__REQUEST__:
Give only one thing: the number of lines that include the word "มหาว".

__PROVIDED INFORMATION__:
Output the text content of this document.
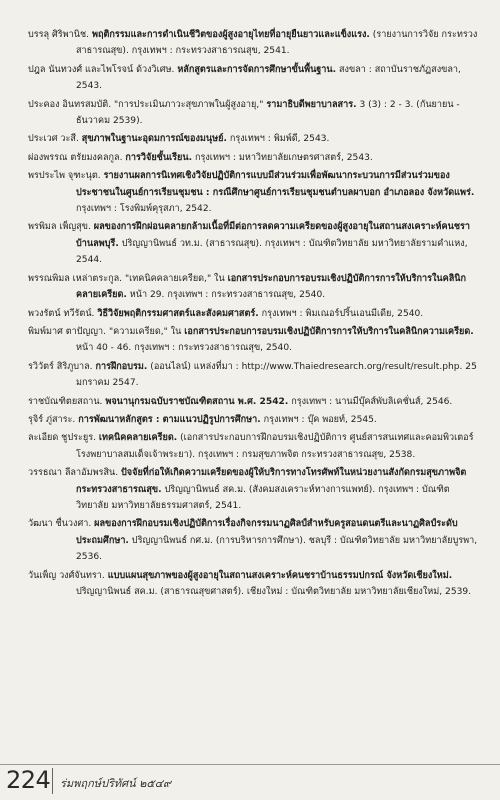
บรรลุ ศิริพานิช. พฤติกรรมและการดำเนินชีวิตของผู้สูงอายุไทยที่อายุยืนยาวและแข็งแรง. (รายงานการวิจัย กระทรวงสาธารณสุข). กรุงเทพฯ : กระทรวงสาธารณสุข, 2541.

ปฎล นันทวงศ์ และไพโรจน์ ด้วงวิเศษ. หลักสูตรและการจัดการศึกษาขั้นพื้นฐาน. สงขลา : สถาบันราชภัฏสงขลา, 2543.

ประคอง อินทรสมบัติ. "การประเมินภาวะสุขภาพในผู้สูงอายุ," รามาธิบดีพยาบาลสาร. 3 (3) : 2 - 3. (กันยายน - ธันวาคม 2539).

ประเวศ วะสี. สุขภาพในฐานะอุดมการณ์ของมนุษย์. กรุงเทพฯ : พิมพ์ดี, 2543.

ผ่องพรรณ ตรัยมงคลกูล. การวิจัยชั้นเรียน. กรุงเทพฯ : มหาวิทยาลัยเกษตรศาสตร์, 2543.

พรประไพ จุฑะนุต. รายงานผลการนิเทศเชิงวิจัยปฏิบัติการแบบมีส่วนร่วมเพื่อพัฒนากระบวนการมีส่วนร่วมของประชาชนในศูนย์การเรียนชุมชน : กรณีศึกษาศูนย์การเรียนชุมชนตำบลผาบอก อำเภอลอง จังหวัดแพร่. กรุงเทพฯ : โรงพิมพ์คุรุสภา, 2542.

พรพิมล เพ็ญสุข. ผลของการฝึกผ่อนคลายกล้ามเนื้อที่มีต่อการลดความเครียดของผู้สูงอายุในสถานสงเคราะห์คนชราบ้านลพบุรี. ปริญญานิพนธ์ วท.ม. (สาธารณสุข). กรุงเทพฯ : บัณฑิตวิทยาลัย มหาวิทยาลัยรามคำแหง, 2544.

พรรณพิมล เหล่าตระกูล. "เทคนิคคลายเครียด," ใน เอกสารประกอบการอบรมเชิงปฏิบัติการการให้บริการในคลินิกคลายเครียด. หน้า 29. กรุงเทพฯ : กระทรวงสาธารณสุข, 2540.

พวงรัตน์ ทวีรัตน์. วิธีวิจัยพฤติกรรมศาสตร์และสังคมศาสตร์. กรุงเทพฯ : พิมเณอร์ปริ้นเอนมีเดีย, 2540.

พิมพ์มาศ ตาปัญญา. "ความเครียด," ใน เอกสารประกอบการอบรมเชิงปฏิบัติการการให้บริการในคลินิกความเครียด. หน้า 40 - 46. กรุงเทพฯ : กระทรวงสาธารณสุข, 2540.

รวิวัตร์ สิริภูบาล. การฝึกอบรม. (ออนไลน์) แหล่งที่มา : http://www.Thaiedresearch.org/result/result.php. 25 มกราคม 2547.

ราชบัณฑิตยสถาน. พจนานุกรมฉบับราชบัณฑิตสถาน พ.ศ. 2542. กรุงเทพฯ : นานมีบุ๊คส์พับลิเคชั่นส์, 2546.

รุจิร์ ภู่สาระ. การพัฒนาหลักสูตร : ตามแนวปฏิรูปการศึกษา. กรุงเทพฯ : บุ๊ค พอยท์, 2545.

ละเอียด ชูประยูร. เทคนิคคลายเครียด. (เอกสารประกอบการฝึกอบรมเชิงปฏิบัติการ ศูนย์สารสนเทศและคอมพิวเตอร์ โรงพยาบาลสมเด็จเจ้าพระยา). กรุงเทพฯ : กรมสุขภาพจิต กระทรวงสาธารณสุข, 2538.

วรรธณา ลีลาอัมพรสิน. ปัจจัยที่ก่อให้เกิดความเครียดของผู้ให้บริการทางโทรศัพท์ในหน่วยงานสังกัดกรมสุขภาพจิต กระทรวงสาธารณสุข. ปริญญานิพนธ์ สค.ม. (สังคมสงเคราะห์ทางการแพทย์). กรุงเทพฯ : บัณฑิตวิทยาลัย มหาวิทยาลัยธรรมศาสตร์, 2541.

วัฒนา ชื่นวงศา. ผลของการฝึกอบรมเชิงปฏิบัติการเรื่องกิจกรรมนาฏศิลป์สำหรับครูสอนดนตรีและนาฏศิลป์ระดับประถมศึกษา. ปริญญานิพนธ์ กศ.ม. (การบริหารการศึกษา). ชลบุรี : บัณฑิตวิทยาลัย มหาวิทยาลัยบูรพา, 2536.

วันเพ็ญ วงศ์จันทรา. แบบแผนสุขภาพของผู้สูงอายุในสถานสงเคราะห์คนชราบ้านธรรมปกรณ์ จังหวัดเชียงใหม่. ปริญญานิพนธ์ สค.ม. (สาธารณสุขศาสตร์). เชียงใหม่ : บัณฑิตวิทยาลัย มหาวิทยาลัยเชียงใหม่, 2539.

224 ร่มพฤกษ์ปริทัศน์ ๒๕๔๙
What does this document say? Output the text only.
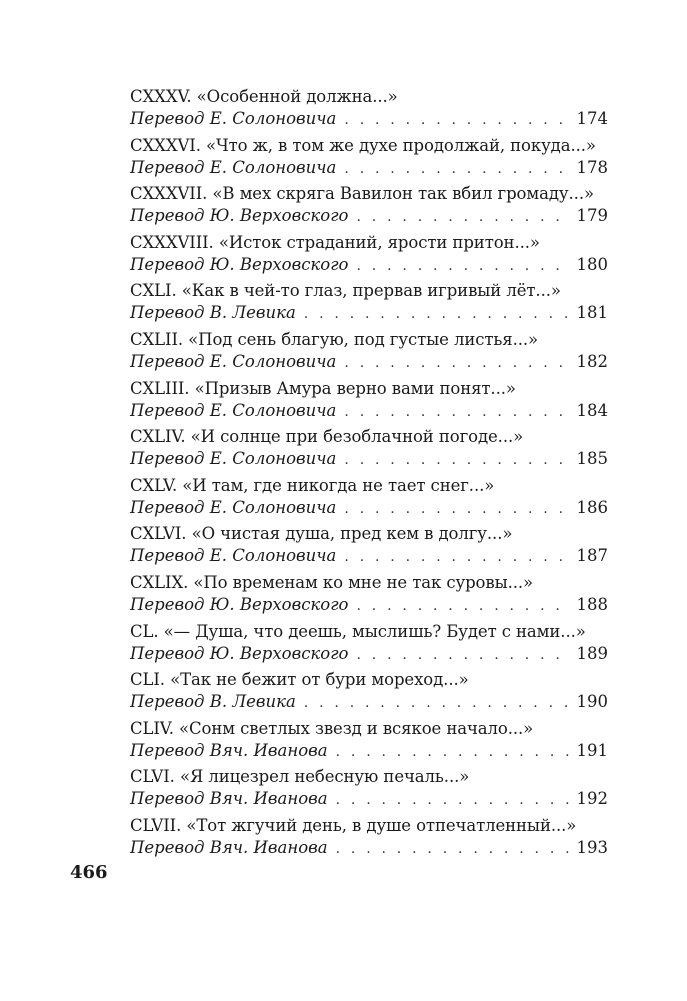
CXXXV. «Особенной должна...»
Перевод Е. Солоновича . . .	174
CXXXVI. «Что ж, в том же духе продолжай, покуда...»
Перевод Е. Солоновича . . .	178
CXXXVII. «В мех скряга Вавилон так вбил громаду...»
Перевод Ю. Верховского . . .	179
CXXXVIII. «Исток страданий, ярости притон...»
Перевод Ю. Верховского . . .	180
CXLI. «Как в чей-то глаз, прервав игривый лёт...»
Перевод В. Левика . . .	181
CXLII. «Под сень благую, под густые листья...»
Перевод Е. Солоновича . . .	182
CXLIII. «Призыв Амура верно вами понят...»
Перевод Е. Солоновича . . .	184
CXLIV. «И солнце при безоблачной погоде...»
Перевод Е. Солоновича . . .	185
CXLV. «И там, где никогда не тает снег...»
Перевод Е. Солоновича . . .	186
CXLVI. «О чистая душа, пред кем в долгу...»
Перевод Е. Солоновича . . .	187
CXLIX. «По временам ко мне не так суровы...»
Перевод Ю. Верховского . . .	188
CL. «— Душа, что деешь, мыслишь? Будет с нами...»
Перевод Ю. Верховского . . .	189
CLI. «Так не бежит от бури мореход...»
Перевод В. Левика . . .	190
CLIV. «Сонм светлых звезд и всякое начало...»
Перевод Вяч. Иванова . . .	191
CLVI. «Я лицезрел небесную печаль...»
Перевод Вяч. Иванова . . .	192
CLVII. «Тот жгучий день, в душе отпечатленный...»
Перевод Вяч. Иванова . . .	193
466
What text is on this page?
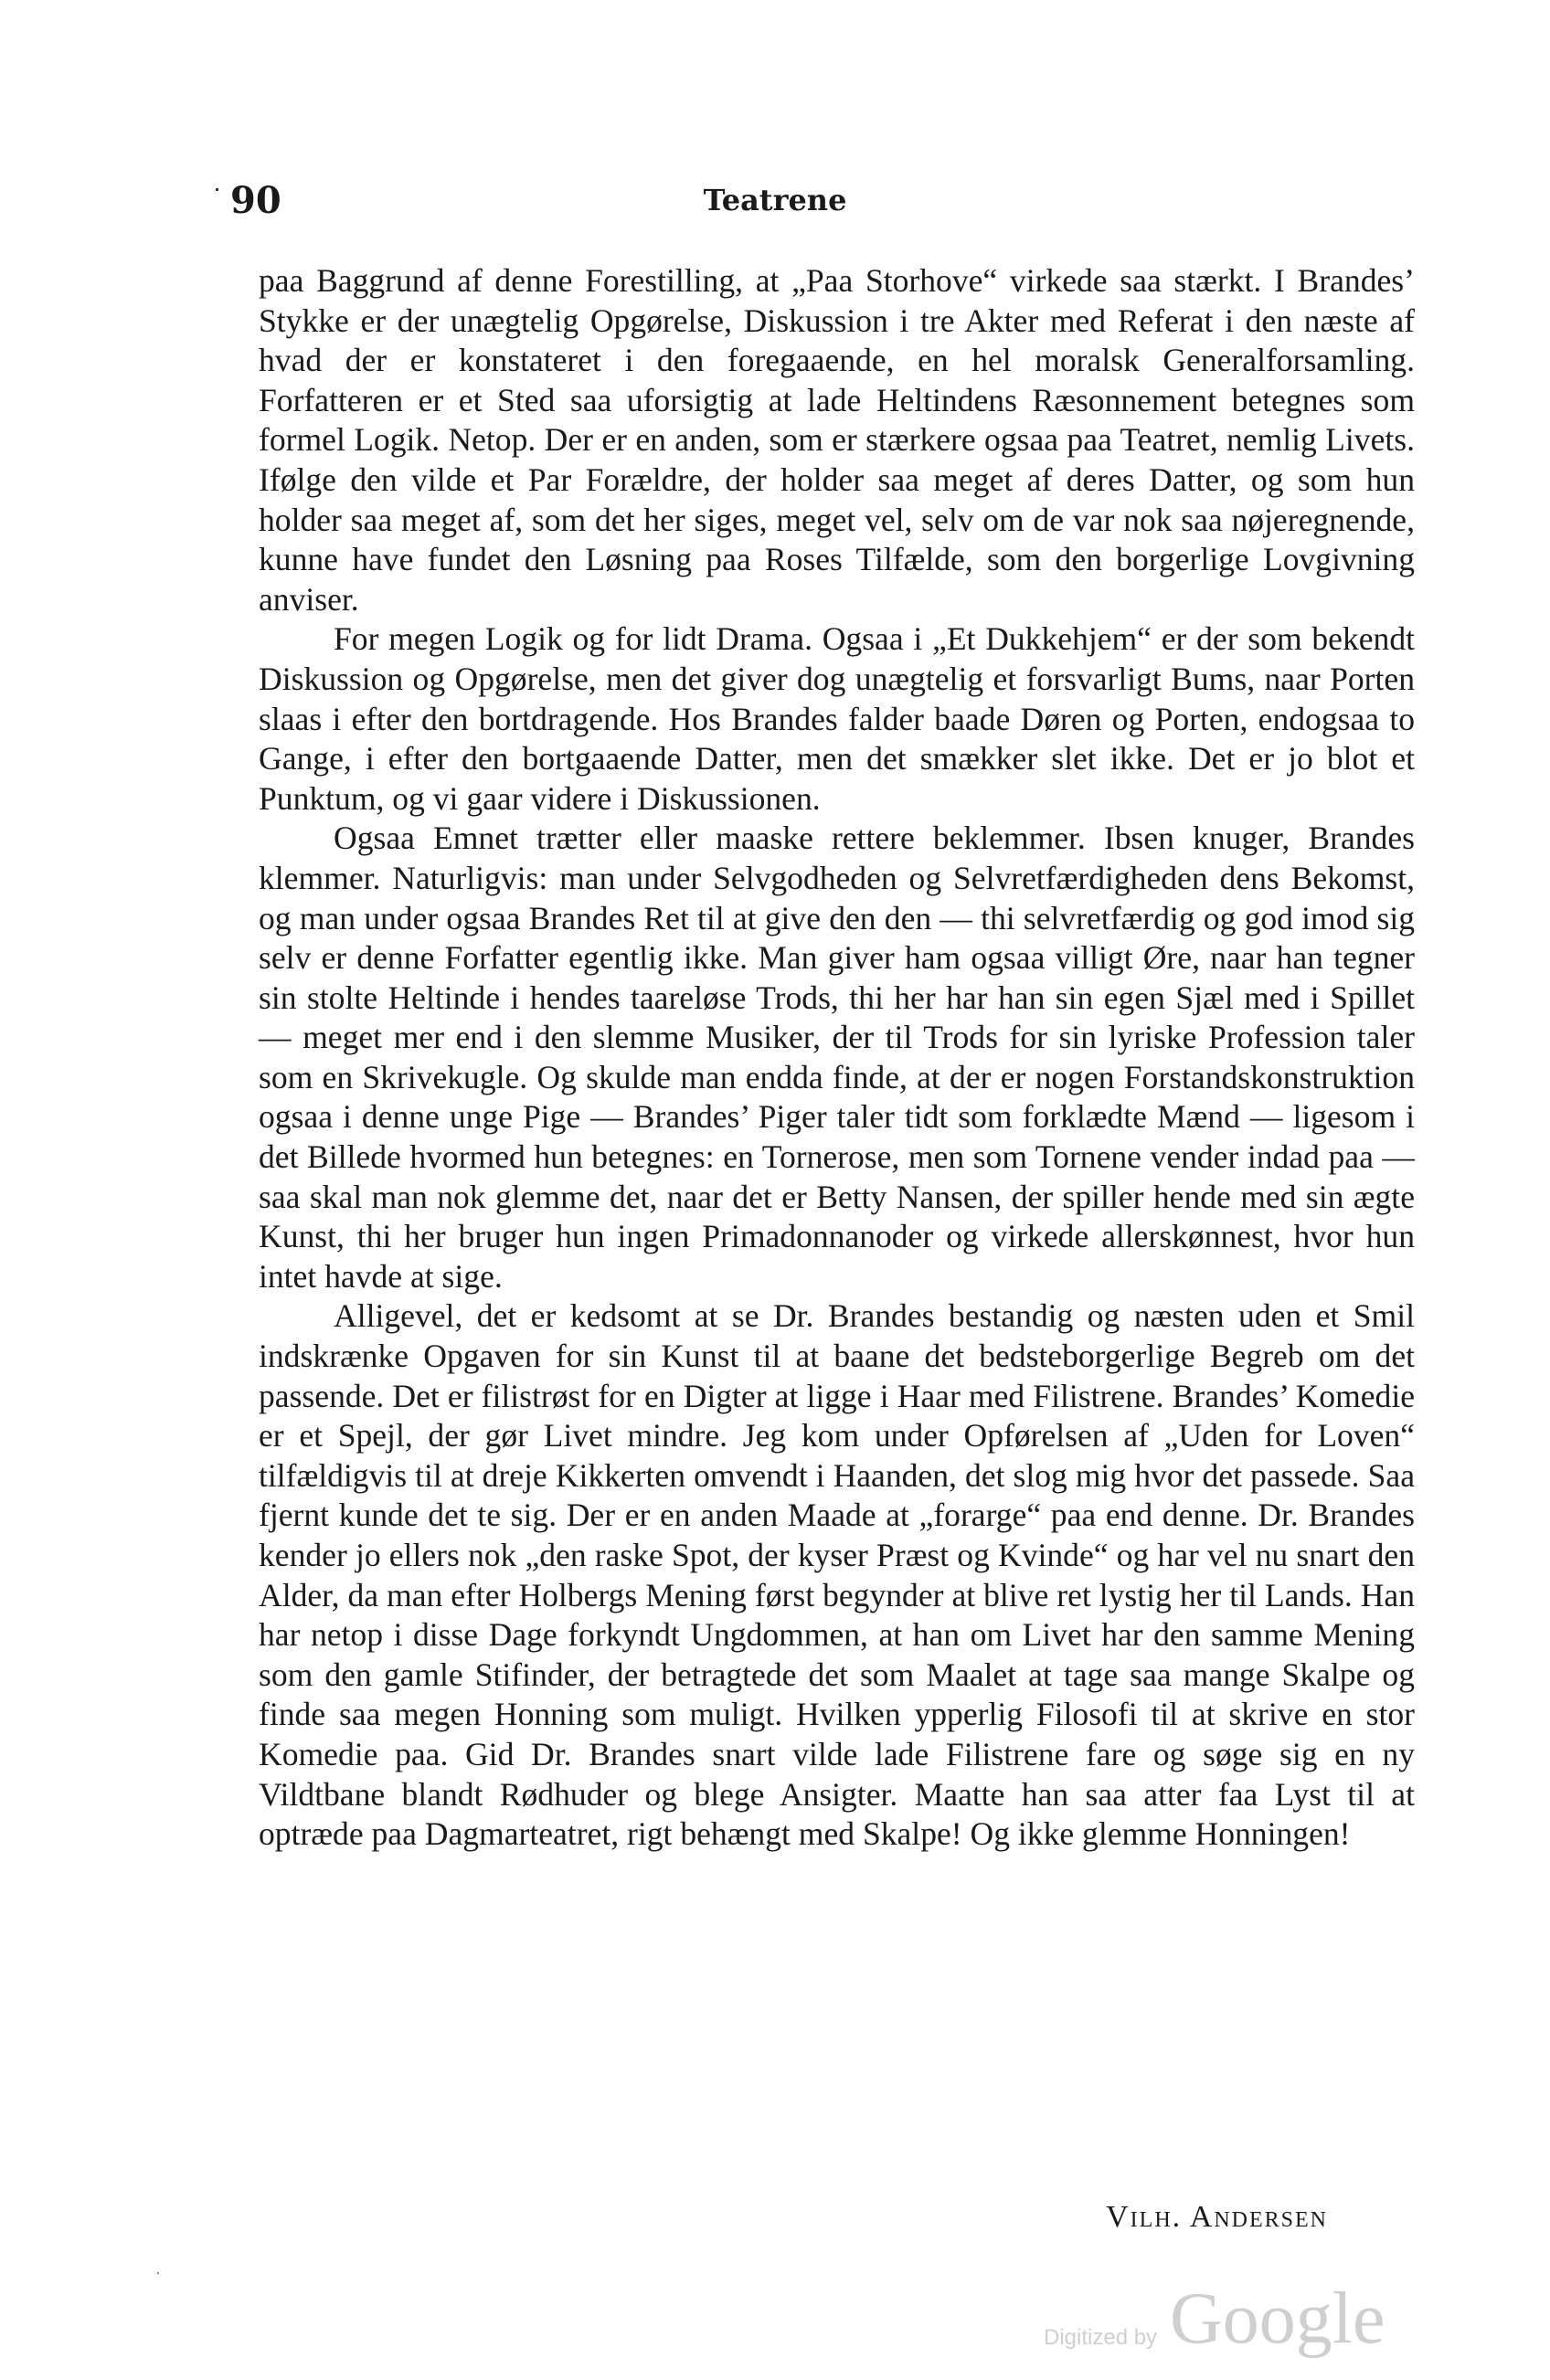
90	Teatrene

paa Baggrund af denne Forestilling, at „Paa Storhove“ virkede saa stærkt. I Brandes’ Stykke er der unægtelig Opgørelse, Diskussion i tre Akter med Referat i den næste af hvad der er konstateret i den foregaaende, en hel moralsk Generalforsamling. Forfatteren er et Sted saa uforsigtig at lade Heltindens Ræsonnement betegnes som formel Logik. Netop. Der er en anden, som er stærkere ogsaa paa Teatret, nemlig Livets. Ifølge den vilde et Par Forældre, der holder saa meget af deres Datter, og som hun holder saa meget af, som det her siges, meget vel, selv om de var nok saa nøjeregnende, kunne have fundet den Løsning paa Roses Tilfælde, som den borgerlige Lovgivning anviser.

For megen Logik og for lidt Drama. Ogsaa i „Et Dukkehjem“ er der som bekendt Diskussion og Opgørelse, men det giver dog unægtelig et forsvarligt Bums, naar Porten slaas i efter den bortdragende. Hos Brandes falder baade Døren og Porten, endogsaa to Gange, i efter den bortgaaende Datter, men det smækker slet ikke. Det er jo blot et Punktum, og vi gaar videre i Diskussionen.

Ogsaa Emnet trætter eller maaske rettere beklemmer. Ibsen knuger, Brandes klemmer. Naturligvis: man under Selvgodheden og Selvretfærdigheden dens Bekomst, og man under ogsaa Brandes Ret til at give den den — thi selvretfærdig og god imod sig selv er denne Forfatter egentlig ikke. Man giver ham ogsaa villigt Øre, naar han tegner sin stolte Heltinde i hendes taareløse Trods, thi her har han sin egen Sjæl med i Spillet — meget mer end i den slemme Musiker, der til Trods for sin lyriske Profession taler som en Skrivekugle. Og skulde man endda finde, at der er nogen Forstandskonstruktion ogsaa i denne unge Pige — Brandes’ Piger taler tidt som forklædte Mænd — ligesom i det Billede hvormed hun betegnes: en Tornerose, men som Tornene vender indad paa — saa skal man nok glemme det, naar det er Betty Nansen, der spiller hende med sin ægte Kunst, thi her bruger hun ingen Primadonnanoder og virkede allerskønnest, hvor hun intet havde at sige.

Alligevel, det er kedsomt at se Dr. Brandes bestandig og næsten uden et Smil indskrænke Opgaven for sin Kunst til at baane det bedsteborgerlige Begreb om det passende. Det er filistrøst for en Digter at ligge i Haar med Filistrene. Brandes’ Komedie er et Spejl, der gør Livet mindre. Jeg kom under Opførelsen af „Uden for Loven“ tilfældigvis til at dreje Kikkerten omvendt i Haanden, det slog mig hvor det passede. Saa fjernt kunde det te sig. Der er en anden Maade at „forarge“ paa end denne. Dr. Brandes kender jo ellers nok „den raske Spot, der kyser Præst og Kvinde“ og har vel nu snart den Alder, da man efter Holbergs Mening først begynder at blive ret lystig her til Lands. Han har netop i disse Dage forkyndt Ungdommen, at han om Livet har den samme Mening som den gamle Stifinder, der betragtede det som Maalet at tage saa mange Skalpe og finde saa megen Honning som muligt. Hvilken ypperlig Filosofi til at skrive en stor Komedie paa. Gid Dr. Brandes snart vilde lade Filistrene fare og søge sig en ny Vildtbane blandt Rødhuder og blege Ansigter. Maatte han saa atter faa Lyst til at optræde paa Dagmarteatret, rigt behængt med Skalpe! Og ikke glemme Honningen!

Vilh. Andersen
Digitized by Google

__RESULT OF THIS TASK__:
5